__Goal a__
In the entries below, copy out the lines from the one containing "title-numeral: 2 xyxy=(102,55,147,129)" to the one containing "draw-word: Draw xyxy=(510,194,568,219)", including both of those lines.

I originally was going to put this in the Pokemon_Scrape.ipynb, but I realized there was a lot of cleaning that had to be done so I am bringing it to this new file to keep things more organized.

# API Connection

Pokemon Showdown (the website I play pokemon on) has an API where you can get their pokedex and move data information. I'm just going to access that here and then download it myself.

In [68]:
import numpy as np
import pandas as pd
import matplotlib.pyplot as plt
import seaborn as sns
import requests
print('setup complete')

setup complete


In [69]:
pokemon_df = pd.read_csv('Natdex_Data.csv')

# The below line of code is to add functionality even when Natdex_Data.csv already has isLegend and isFinal as columns. 
# When this file was first being written, this line was not included and not needed
pokemon_df = pokemon_df.drop(['isLegend', 'isFinal'], axis=1)

pokemon_df.head()

Unnamed: 0,name,type1,type2,ability1,ability2,hiddenability,hp,atk,physdef,spatk,spdef,speed,bst,alternate
0,Bulbasaur,grass,poison,Overgrow,Chlorophyll,,45,49,49,65,65,45,318,False
1,Ivysaur,grass,poison,Overgrow,Chlorophyll,,60,62,63,80,80,60,405,False
2,Venusaur,grass,poison,Overgrow,Chlorophyll,,80,82,83,100,100,80,525,False
3,Charmander,fire,,Blaze,Solar Power,,39,52,43,60,50,65,309,False
4,Charmeleon,fire,,Blaze,Solar Power,,58,64,58,80,65,80,405,False


In [70]:
response = requests.get("https://play.pokemonshowdown.com/data/pokedex.json")
pokedex_df = pd.DataFrame.from_dict(response.json(), orient='index')

In [71]:
pokedex_df.columns

Index(['num', 'name', 'types', 'genderRatio', 'baseStats', 'abilities',
       'heightm', 'weightkg', 'color', 'evos', 'eggGroups', 'tier',
       'isNonstandard', 'prevo', 'evoLevel', 'otherFormes', 'formeOrder',
       'canGigantamax', 'baseSpecies', 'forme', 'requiredItem', 'changesFrom',
       'evoCondition', 'evoType', 'gender', 'gen', 'evoItem', 'evoRegion',
       'canHatch', 'evoMove', 'tags', 'baseForme', 'cosmeticFormes', 'maxHP',
       'requiredAbility', 'battleOnly', 'requiredMove', 'requiredItems',
       'cannotDynamax'],
      dtype='object')

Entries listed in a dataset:
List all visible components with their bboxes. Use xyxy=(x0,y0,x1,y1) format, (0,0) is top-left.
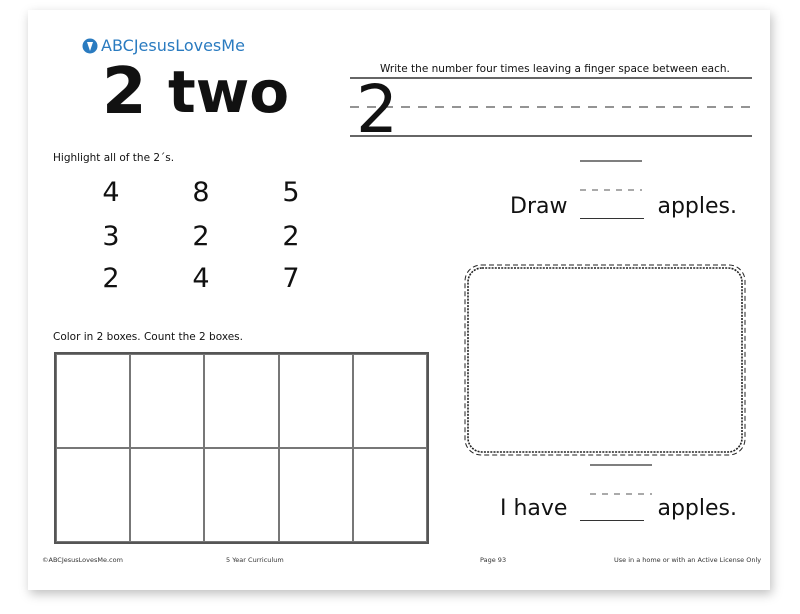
title-numeral: 2 xyxy=(102,55,147,129)
ten-frame-box[interactable] xyxy=(353,354,427,448)
ten-frame xyxy=(54,352,429,544)
digit-cell[interactable]: 4 xyxy=(192,263,210,294)
ten-frame-box[interactable] xyxy=(204,354,278,448)
footer-license: Use in a home or with an Active License Only xyxy=(614,556,762,564)
ten-frame-box[interactable] xyxy=(130,354,204,448)
ten-frame-box[interactable] xyxy=(279,354,353,448)
drawing-box[interactable] xyxy=(462,262,748,458)
ten-frame-box[interactable] xyxy=(279,448,353,542)
digit-cell[interactable]: 3 xyxy=(102,221,120,252)
draw-answer-blank[interactable] xyxy=(580,200,644,219)
footer-curriculum: 5 Year Curriculum xyxy=(226,556,284,564)
handwriting-lines xyxy=(348,71,758,148)
ten-frame-box[interactable] xyxy=(130,448,204,542)
brand-logo xyxy=(82,36,245,55)
digit-cell[interactable]: 2 xyxy=(102,263,120,294)
have-word: I have xyxy=(500,496,568,521)
digit-cell[interactable]: 5 xyxy=(282,177,300,208)
digit-cell[interactable]: 2 xyxy=(192,221,210,252)
ten-frame-box[interactable] xyxy=(204,448,278,542)
footer-page: Page 93 xyxy=(480,556,507,564)
have-number-lines xyxy=(588,462,658,498)
digit-grid xyxy=(92,178,332,298)
ten-frame-box[interactable] xyxy=(56,354,130,448)
draw-number-lines xyxy=(578,158,648,194)
draw-word: Draw xyxy=(510,194,568,219)
write-instruction: Write the number four times leaving a finger space between each. xyxy=(380,63,730,75)
have-answer-blank[interactable] xyxy=(580,502,644,521)
highlight-instruction: Highlight all of the 2´s. xyxy=(53,152,175,164)
title-word: two xyxy=(168,58,290,126)
logo-text: ABCJesusLovesMe xyxy=(101,36,245,55)
logo-icon xyxy=(82,38,98,54)
ten-frame-box[interactable] xyxy=(353,448,427,542)
draw-apples-word: apples. xyxy=(657,194,737,219)
have-apples-word: apples. xyxy=(657,496,737,521)
trace-numeral: 2 xyxy=(356,71,398,148)
digit-cell[interactable]: 2 xyxy=(282,221,300,252)
ten-frame-box[interactable] xyxy=(56,448,130,542)
color-instruction: Color in 2 boxes. Count the 2 boxes. xyxy=(53,331,243,343)
footer-copyright: ©ABCJesusLovesMe.com xyxy=(42,556,123,564)
digit-cell[interactable]: 4 xyxy=(102,177,120,208)
digit-cell[interactable]: 7 xyxy=(282,263,300,294)
have-sentence xyxy=(500,496,737,521)
draw-sentence xyxy=(510,194,737,219)
worksheet-page xyxy=(28,10,770,590)
digit-cell[interactable]: 8 xyxy=(192,177,210,208)
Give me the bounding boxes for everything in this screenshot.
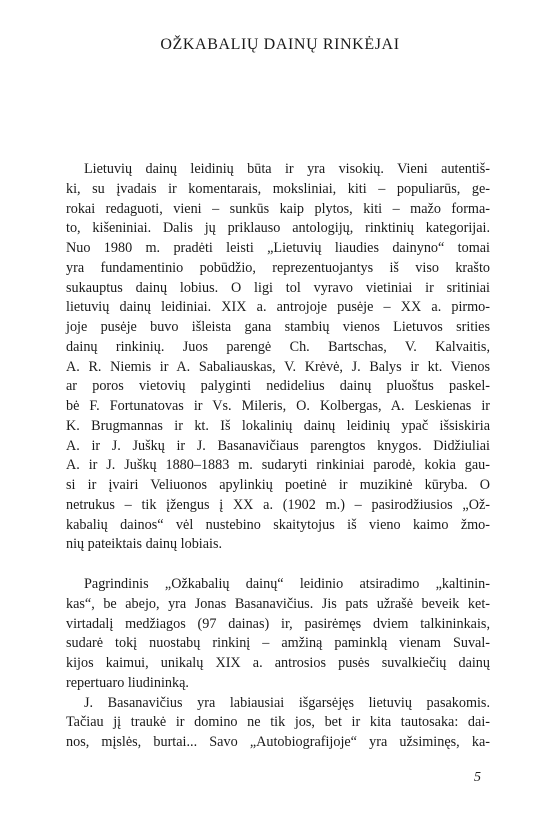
text-line: ki, su įvadais ir komentarais, moksliniai, kiti – populiarūs, ge- <box>66 180 490 197</box>
chapter-title: OŽKABALIŲ DAINŲ RINKĖJAI <box>160 36 400 53</box>
text-line: netrukus – tik įžengus į XX a. (1902 m.) – pasirodžiusios „Ož- <box>66 496 490 513</box>
text-line: A. R. Niemis ir A. Sabaliauskas, V. Krėvė, J. Balys ir kt. Vienos <box>66 358 490 375</box>
text-line: si ir įvairi Veliuonos apylinkių poetinė ir muzikinė kūryba. O <box>66 477 490 493</box>
text-line: kabalių dainos“ vėl nustebino skaitytojus iš vieno kaimo žmo- <box>66 516 490 533</box>
text-line: K. Brugmannas ir kt. Iš lokalinių dainų leidinių ypač išsiskiria <box>66 417 490 434</box>
text-line: repertuaro liudininką. <box>66 674 189 691</box>
text-line: lietuvių dainų leidiniai. XIX a. antrojoje pusėje – XX a. pirmo- <box>66 299 490 316</box>
text-line: A. ir J. Juškų 1880–1883 m. sudaryti rinkiniai parodė, kokia gau- <box>66 457 490 474</box>
text-line: ar poros vietovių palyginti nedidelius dainų pluoštus paskel- <box>66 378 490 395</box>
text-line: nos, mįslės, burtai... Savo „Autobiografijoje“ yra užsiminęs, ka- <box>66 734 490 750</box>
text-line: kijos kaimui, unikalų XIX a. antrosios pusės suvalkiečių dainų <box>66 655 490 671</box>
text-line: Tačiau jį traukė ir domino ne tik jos, bet ir kita tautosaka: dai- <box>66 714 490 731</box>
text-line: Nuo 1980 m. pradėti leisti „Lietuvių liaudies dainyno“ tomai <box>66 240 490 256</box>
text-line: joje pusėje buvo išleista gana stambių vienos Lietuvos srities <box>66 319 490 335</box>
text-line: rokai redaguoti, vieni – sunkūs kaip plytos, kiti – mažo forma- <box>66 200 490 217</box>
text-line: bė F. Fortunatovas ir Vs. Mileris, O. Kolbergas, A. Leskienas ir <box>66 398 490 414</box>
text-line: dainų rinkinių. Juos parengė Ch. Bartschas, V. Kalvaitis, <box>66 338 490 355</box>
text-line: sudarė tokį nuostabų rinkinį – amžiną paminklą vienam Suval- <box>66 635 490 652</box>
text-line: J. Basanavičius yra labiausiai išgarsėjęs lietuvių pasakomis. <box>84 694 490 711</box>
text-line: Lietuvių dainų leidinių būta ir yra visokių. Vieni autentiš- <box>84 161 490 177</box>
page-number: 5 <box>474 770 481 785</box>
paragraph-1 <box>66 160 490 555</box>
paragraph-2-3 <box>66 575 490 753</box>
text-line: nių pateiktais dainų lobiais. <box>66 536 223 553</box>
text-line: to, kišeniniai. Dalis jų priklauso antologijų, rinktinių kategorijai. <box>66 220 490 237</box>
text-line: kas“, be abejo, yra Jonas Basanavičius. Jis pats užrašė beveik ket- <box>66 595 490 612</box>
text-line: A. ir J. Juškų ir J. Basanavičiaus parengtos knygos. Didžiuliai <box>66 437 490 454</box>
text-line: Pagrindinis „Ožkabalių dainų“ leidinio atsiradimo „kaltinin- <box>84 576 490 592</box>
text-line: yra fundamentinio pobūdžio, reprezentuojantys iš viso krašto <box>66 259 490 276</box>
text-line: sukauptus dainų lobius. O ligi tol vyravo vietiniai ir sritiniai <box>66 279 490 296</box>
text-line: virtadalį medžiagos (97 dainas) ir, pasirėmęs dviem talkininkais, <box>66 615 490 632</box>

__Goal b__
Rewrite the paragraph in the Pokemon notebook that begins "Pokemon Showdown (the website I play pokemon on)" more briefly, keeping its main facts.

__Worked answer a__
title-numeral: 2 xyxy=(102,55,147,129)
ten-frame-box[interactable] xyxy=(353,354,427,448)
ten-frame xyxy=(54,352,429,544)
digit-cell[interactable]: 4 xyxy=(192,263,210,294)
ten-frame-box[interactable] xyxy=(204,354,278,448)
footer-license: Use in a home or with an Active License Only xyxy=(614,556,762,564)
ten-frame-box[interactable] xyxy=(130,354,204,448)
ten-frame-box[interactable] xyxy=(279,354,353,448)
drawing-box[interactable] xyxy=(462,262,748,458)
ten-frame-box[interactable] xyxy=(279,448,353,542)
digit-cell[interactable]: 3 xyxy=(102,221,120,252)
draw-answer-blank[interactable] xyxy=(580,200,644,219)
footer-curriculum: 5 Year Curriculum xyxy=(226,556,284,564)
handwriting-lines xyxy=(348,71,758,148)
ten-frame-box[interactable] xyxy=(130,448,204,542)
brand-logo xyxy=(82,36,245,55)
digit-cell[interactable]: 2 xyxy=(102,263,120,294)
have-word: I have xyxy=(500,496,568,521)
digit-cell[interactable]: 5 xyxy=(282,177,300,208)
digit-cell[interactable]: 2 xyxy=(192,221,210,252)
ten-frame-box[interactable] xyxy=(204,448,278,542)
footer-page: Page 93 xyxy=(480,556,507,564)
have-number-lines xyxy=(588,462,658,498)
digit-grid xyxy=(92,178,332,298)
ten-frame-box[interactable] xyxy=(56,354,130,448)
draw-number-lines xyxy=(578,158,648,194)
draw-word: Draw xyxy=(510,194,568,219)

__Worked answer b__
Pokemon Showdown, the site where the writer plays, offers an API with its pokedex and move data, which the writer will access and download here.